> [WRITTEN REQUEST]:
Your task is to repeat the listing exactly.

>> begin DATASET ROWS

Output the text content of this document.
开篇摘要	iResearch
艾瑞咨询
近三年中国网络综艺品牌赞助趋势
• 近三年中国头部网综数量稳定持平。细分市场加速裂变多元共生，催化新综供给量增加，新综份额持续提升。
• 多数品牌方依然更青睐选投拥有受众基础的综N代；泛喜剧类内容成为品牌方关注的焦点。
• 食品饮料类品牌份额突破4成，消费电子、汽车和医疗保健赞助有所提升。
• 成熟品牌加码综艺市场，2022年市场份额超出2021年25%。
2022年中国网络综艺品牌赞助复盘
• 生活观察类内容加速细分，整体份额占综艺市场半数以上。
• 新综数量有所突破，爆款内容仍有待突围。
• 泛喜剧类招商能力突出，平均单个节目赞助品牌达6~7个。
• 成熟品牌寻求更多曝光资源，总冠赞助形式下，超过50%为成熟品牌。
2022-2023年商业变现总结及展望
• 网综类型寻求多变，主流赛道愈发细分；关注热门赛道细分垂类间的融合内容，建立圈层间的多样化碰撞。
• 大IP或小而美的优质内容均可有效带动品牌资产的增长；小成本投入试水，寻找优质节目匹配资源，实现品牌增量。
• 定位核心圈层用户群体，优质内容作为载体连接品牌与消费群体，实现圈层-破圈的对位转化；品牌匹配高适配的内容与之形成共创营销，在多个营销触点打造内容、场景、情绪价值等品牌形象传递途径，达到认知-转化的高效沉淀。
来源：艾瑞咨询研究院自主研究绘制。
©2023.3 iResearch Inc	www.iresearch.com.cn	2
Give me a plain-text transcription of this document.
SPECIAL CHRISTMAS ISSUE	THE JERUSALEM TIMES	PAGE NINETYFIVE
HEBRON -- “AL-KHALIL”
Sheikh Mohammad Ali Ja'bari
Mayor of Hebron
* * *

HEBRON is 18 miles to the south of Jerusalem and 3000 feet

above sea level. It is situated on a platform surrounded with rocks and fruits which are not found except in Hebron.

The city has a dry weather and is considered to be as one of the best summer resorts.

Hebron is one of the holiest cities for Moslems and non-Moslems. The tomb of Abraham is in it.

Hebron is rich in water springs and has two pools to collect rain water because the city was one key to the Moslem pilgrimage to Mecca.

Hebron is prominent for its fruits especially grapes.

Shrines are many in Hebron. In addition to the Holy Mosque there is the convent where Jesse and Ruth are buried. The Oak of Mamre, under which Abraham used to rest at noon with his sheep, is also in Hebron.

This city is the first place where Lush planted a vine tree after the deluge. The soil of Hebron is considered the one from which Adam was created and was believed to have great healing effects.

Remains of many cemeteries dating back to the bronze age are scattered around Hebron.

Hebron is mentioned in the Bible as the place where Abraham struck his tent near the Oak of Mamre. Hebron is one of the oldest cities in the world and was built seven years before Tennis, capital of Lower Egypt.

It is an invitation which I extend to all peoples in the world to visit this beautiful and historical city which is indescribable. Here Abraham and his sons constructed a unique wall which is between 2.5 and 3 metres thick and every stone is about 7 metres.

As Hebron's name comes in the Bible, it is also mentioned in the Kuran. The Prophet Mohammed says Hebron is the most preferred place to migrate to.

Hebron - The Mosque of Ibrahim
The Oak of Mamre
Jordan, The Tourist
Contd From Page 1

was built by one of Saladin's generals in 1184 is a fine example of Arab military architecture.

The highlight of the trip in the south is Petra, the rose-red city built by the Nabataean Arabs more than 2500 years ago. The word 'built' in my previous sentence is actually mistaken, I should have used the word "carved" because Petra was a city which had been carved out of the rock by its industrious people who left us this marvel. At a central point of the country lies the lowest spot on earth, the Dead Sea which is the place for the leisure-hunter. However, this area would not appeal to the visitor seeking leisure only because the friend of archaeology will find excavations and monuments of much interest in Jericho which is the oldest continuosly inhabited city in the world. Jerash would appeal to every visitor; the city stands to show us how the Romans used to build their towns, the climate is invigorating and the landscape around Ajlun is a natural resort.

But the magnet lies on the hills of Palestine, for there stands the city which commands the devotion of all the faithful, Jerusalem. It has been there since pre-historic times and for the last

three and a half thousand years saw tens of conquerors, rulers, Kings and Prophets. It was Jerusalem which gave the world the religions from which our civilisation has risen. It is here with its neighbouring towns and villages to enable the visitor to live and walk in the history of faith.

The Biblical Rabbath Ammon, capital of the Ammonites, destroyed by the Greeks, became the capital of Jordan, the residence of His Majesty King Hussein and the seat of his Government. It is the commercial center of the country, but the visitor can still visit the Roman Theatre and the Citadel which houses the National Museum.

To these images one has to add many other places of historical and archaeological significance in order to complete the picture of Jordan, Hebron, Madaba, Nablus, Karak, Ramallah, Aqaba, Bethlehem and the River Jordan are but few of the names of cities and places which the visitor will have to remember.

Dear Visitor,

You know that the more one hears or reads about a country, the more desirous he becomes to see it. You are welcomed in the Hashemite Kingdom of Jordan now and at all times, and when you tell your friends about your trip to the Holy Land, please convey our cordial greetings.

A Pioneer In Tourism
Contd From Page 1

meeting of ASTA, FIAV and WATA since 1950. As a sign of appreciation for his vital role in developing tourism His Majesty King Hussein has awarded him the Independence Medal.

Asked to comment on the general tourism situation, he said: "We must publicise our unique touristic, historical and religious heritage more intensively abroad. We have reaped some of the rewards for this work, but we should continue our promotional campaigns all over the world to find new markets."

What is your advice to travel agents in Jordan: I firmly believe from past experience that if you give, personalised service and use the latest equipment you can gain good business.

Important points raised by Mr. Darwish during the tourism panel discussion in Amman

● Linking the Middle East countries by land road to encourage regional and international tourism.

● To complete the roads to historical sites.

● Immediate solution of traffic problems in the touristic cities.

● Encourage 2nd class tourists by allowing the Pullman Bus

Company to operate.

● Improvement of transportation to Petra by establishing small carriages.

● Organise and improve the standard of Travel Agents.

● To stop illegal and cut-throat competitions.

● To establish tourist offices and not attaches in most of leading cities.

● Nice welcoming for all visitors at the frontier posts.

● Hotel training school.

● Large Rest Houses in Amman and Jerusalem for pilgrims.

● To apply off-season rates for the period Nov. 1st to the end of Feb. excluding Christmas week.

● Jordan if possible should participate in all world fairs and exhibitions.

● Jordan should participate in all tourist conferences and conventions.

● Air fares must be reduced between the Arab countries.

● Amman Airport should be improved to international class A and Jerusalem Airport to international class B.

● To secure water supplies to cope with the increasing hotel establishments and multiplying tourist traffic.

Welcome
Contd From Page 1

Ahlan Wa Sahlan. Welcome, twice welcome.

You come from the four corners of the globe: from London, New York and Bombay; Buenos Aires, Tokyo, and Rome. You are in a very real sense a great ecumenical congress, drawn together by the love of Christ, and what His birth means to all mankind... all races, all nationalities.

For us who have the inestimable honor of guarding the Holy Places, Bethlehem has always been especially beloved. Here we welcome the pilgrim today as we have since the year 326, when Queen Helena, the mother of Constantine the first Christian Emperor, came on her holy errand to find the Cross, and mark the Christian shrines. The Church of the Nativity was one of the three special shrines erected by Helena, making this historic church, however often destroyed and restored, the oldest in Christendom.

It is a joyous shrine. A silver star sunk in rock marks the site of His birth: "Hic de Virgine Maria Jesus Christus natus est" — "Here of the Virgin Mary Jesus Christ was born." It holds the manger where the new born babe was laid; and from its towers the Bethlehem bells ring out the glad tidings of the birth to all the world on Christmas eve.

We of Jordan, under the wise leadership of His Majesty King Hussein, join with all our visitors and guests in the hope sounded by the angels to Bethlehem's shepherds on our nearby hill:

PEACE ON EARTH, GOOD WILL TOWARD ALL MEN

>> end DATASET ROWS

> [EXERCISE RESULT]:
Output the text content of this document.
开篇摘要	iResearch
艾瑞咨询
近三年中国网络综艺品牌赞助趋势
• 近三年中国头部网综数量稳定持平。细分市场加速裂变多元共生，催化新综供给量增加，新综份额持续提升。
• 多数品牌方依然更青睐选投拥有受众基础的综N代；泛喜剧类内容成为品牌方关注的焦点。
• 食品饮料类品牌份额突破4成，消费电子、汽车和医疗保健赞助有所提升。
• 成熟品牌加码综艺市场，2022年市场份额超出2021年25%。
2022年中国网络综艺品牌赞助复盘
• 生活观察类内容加速细分，整体份额占综艺市场半数以上。
• 新综数量有所突破，爆款内容仍有待突围。
• 泛喜剧类招商能力突出，平均单个节目赞助品牌达6~7个。
• 成熟品牌寻求更多曝光资源，总冠赞助形式下，超过50%为成熟品牌。
2022-2023年商业变现总结及展望
• 网综类型寻求多变，主流赛道愈发细分；关注热门赛道细分垂类间的融合内容，建立圈层间的多样化碰撞。
• 大IP或小而美的优质内容均可有效带动品牌资产的增长；小成本投入试水，寻找优质节目匹配资源，实现品牌增量。
• 定位核心圈层用户群体，优质内容作为载体连接品牌与消费群体，实现圈层-破圈的对位转化；品牌匹配高适配的内容与之形成共创营销，在多个营销触点打造内容、场景、情绪价值等品牌形象传递途径，达到认知-转化的高效沉淀。
来源：艾瑞咨询研究院自主研究绘制。
©2023.3 iResearch Inc	www.iresearch.com.cn	2
Give me a plain-text transcription of this document.
SPECIAL CHRISTMAS ISSUE	THE JERUSALEM TIMES	PAGE NINETYFIVE
HEBRON -- “AL-KHALIL”
Sheikh Mohammad Ali Ja'bari
Mayor of Hebron
* * *

HEBRON is 18 miles to the south of Jerusalem and 3000 feet

above sea level. It is situated on a platform surrounded with rocks and fruits which are not found except in Hebron.

The city has a dry weather and is considered to be as one of the best summer resorts.

Hebron is one of the holiest cities for Moslems and non-Moslems. The tomb of Abraham is in it.

Hebron is rich in water springs and has two pools to collect rain water because the city was one key to the Moslem pilgrimage to Mecca.

Hebron is prominent for its fruits especially grapes.

Shrines are many in Hebron. In addition to the Holy Mosque there is the convent where Jesse and Ruth are buried. The Oak of Mamre, under which Abraham used to rest at noon with his sheep, is also in Hebron.

This city is the first place where Lush planted a vine tree after the deluge. The soil of Hebron is considered the one from which Adam was created and was believed to have great healing effects.

Remains of many cemeteries dating back to the bronze age are scattered around Hebron.

Hebron is mentioned in the Bible as the place where Abraham struck his tent near the Oak of Mamre. Hebron is one of the oldest cities in the world and was built seven years before Tennis, capital of Lower Egypt.

It is an invitation which I extend to all peoples in the world to visit this beautiful and historical city which is indescribable. Here Abraham and his sons constructed a unique wall which is between 2.5 and 3 metres thick and every stone is about 7 metres.

As Hebron's name comes in the Bible, it is also mentioned in the Kuran. The Prophet Mohammed says Hebron is the most preferred place to migrate to.

Hebron - The Mosque of Ibrahim
The Oak of Mamre
Jordan, The Tourist
Contd From Page 1

was built by one of Saladin's generals in 1184 is a fine example of Arab military architecture.

The highlight of the trip in the south is Petra, the rose-red city built by the Nabataean Arabs more than 2500 years ago. The word 'built' in my previous sentence is actually mistaken, I should have used the word "carved" because Petra was a city which had been carved out of the rock by its industrious people who left us this marvel. At a central point of the country lies the lowest spot on earth, the Dead Sea which is the place for the leisure-hunter. However, this area would not appeal to the visitor seeking leisure only because the friend of archaeology will find excavations and monuments of much interest in Jericho which is the oldest continuosly inhabited city in the world. Jerash would appeal to every visitor; the city stands to show us how the Romans used to build their towns, the climate is invigorating and the landscape around Ajlun is a natural resort.

But the magnet lies on the hills of Palestine, for there stands the city which commands the devotion of all the faithful, Jerusalem. It has been there since pre-historic times and for the last

three and a half thousand years saw tens of conquerors, rulers, Kings and Prophets. It was Jerusalem which gave the world the religions from which our civilisation has risen. It is here with its neighbouring towns and villages to enable the visitor to live and walk in the history of faith.

The Biblical Rabbath Ammon, capital of the Ammonites, destroyed by the Greeks, became the capital of Jordan, the residence of His Majesty King Hussein and the seat of his Government. It is the commercial center of the country, but the visitor can still visit the Roman Theatre and the Citadel which houses the National Museum.

To these images one has to add many other places of historical and archaeological significance in order to complete the picture of Jordan, Hebron, Madaba, Nablus, Karak, Ramallah, Aqaba, Bethlehem and the River Jordan are but few of the names of cities and places which the visitor will have to remember.

Dear Visitor,

You know that the more one hears or reads about a country, the more desirous he becomes to see it. You are welcomed in the Hashemite Kingdom of Jordan now and at all times, and when you tell your friends about your trip to the Holy Land, please convey our cordial greetings.

A Pioneer In Tourism
Contd From Page 1

meeting of ASTA, FIAV and WATA since 1950. As a sign of appreciation for his vital role in developing tourism His Majesty King Hussein has awarded him the Independence Medal.

Asked to comment on the general tourism situation, he said: "We must publicise our unique touristic, historical and religious heritage more intensively abroad. We have reaped some of the rewards for this work, but we should continue our promotional campaigns all over the world to find new markets."

What is your advice to travel agents in Jordan: I firmly believe from past experience that if you give, personalised service and use the latest equipment you can gain good business.

Important points raised by Mr. Darwish during the tourism panel discussion in Amman

● Linking the Middle East countries by land road to encourage regional and international tourism.

● To complete the roads to historical sites.

● Immediate solution of traffic problems in the touristic cities.

● Encourage 2nd class tourists by allowing the Pullman Bus

Company to operate.

● Improvement of transportation to Petra by establishing small carriages.

● Organise and improve the standard of Travel Agents.

● To stop illegal and cut-throat competitions.

● To establish tourist offices and not attaches in most of leading cities.

● Nice welcoming for all visitors at the frontier posts.

● Hotel training school.

● Large Rest Houses in Amman and Jerusalem for pilgrims.

● To apply off-season rates for the period Nov. 1st to the end of Feb. excluding Christmas week.

● Jordan if possible should participate in all world fairs and exhibitions.

● Jordan should participate in all tourist conferences and conventions.

● Air fares must be reduced between the Arab countries.

● Amman Airport should be improved to international class A and Jerusalem Airport to international class B.

● To secure water supplies to cope with the increasing hotel establishments and multiplying tourist traffic.

Welcome
Contd From Page 1

Ahlan Wa Sahlan. Welcome, twice welcome.

You come from the four corners of the globe: from London, New York and Bombay; Buenos Aires, Tokyo, and Rome. You are in a very real sense a great ecumenical congress, drawn together by the love of Christ, and what His birth means to all mankind... all races, all nationalities.

For us who have the inestimable honor of guarding the Holy Places, Bethlehem has always been especially beloved. Here we welcome the pilgrim today as we have since the year 326, when Queen Helena, the mother of Constantine the first Christian Emperor, came on her holy errand to find the Cross, and mark the Christian shrines. The Church of the Nativity was one of the three special shrines erected by Helena, making this historic church, however often destroyed and restored, the oldest in Christendom.

It is a joyous shrine. A silver star sunk in rock marks the site of His birth: "Hic de Virgine Maria Jesus Christus natus est" — "Here of the Virgin Mary Jesus Christ was born." It holds the manger where the new born babe was laid; and from its towers the Bethlehem bells ring out the glad tidings of the birth to all the world on Christmas eve.

We of Jordan, under the wise leadership of His Majesty King Hussein, join with all our visitors and guests in the hope sounded by the angels to Bethlehem's shepherds on our nearby hill:

PEACE ON EARTH, GOOD WILL TOWARD ALL MEN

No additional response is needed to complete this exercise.